Region boundary data:

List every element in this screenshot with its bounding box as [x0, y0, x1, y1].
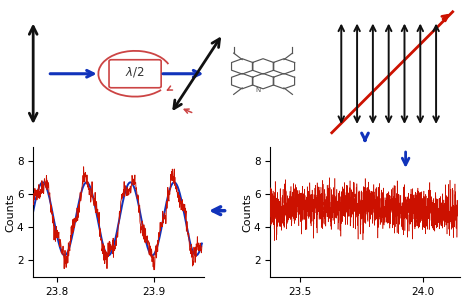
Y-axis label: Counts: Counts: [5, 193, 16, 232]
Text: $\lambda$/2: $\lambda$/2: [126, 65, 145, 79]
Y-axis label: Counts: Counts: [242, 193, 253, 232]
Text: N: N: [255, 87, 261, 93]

AIM: Reproduce every line above word for word, leaving out the pictures.

TASK RESULT:
List every element in this screenshot with its bounding box as [x0, y0, x1, y1].
Y-axis label: Counts: Counts: [5, 193, 16, 232]
Text: $\lambda$/2: $\lambda$/2: [126, 65, 145, 79]
Y-axis label: Counts: Counts: [242, 193, 253, 232]
Text: N: N: [255, 87, 261, 93]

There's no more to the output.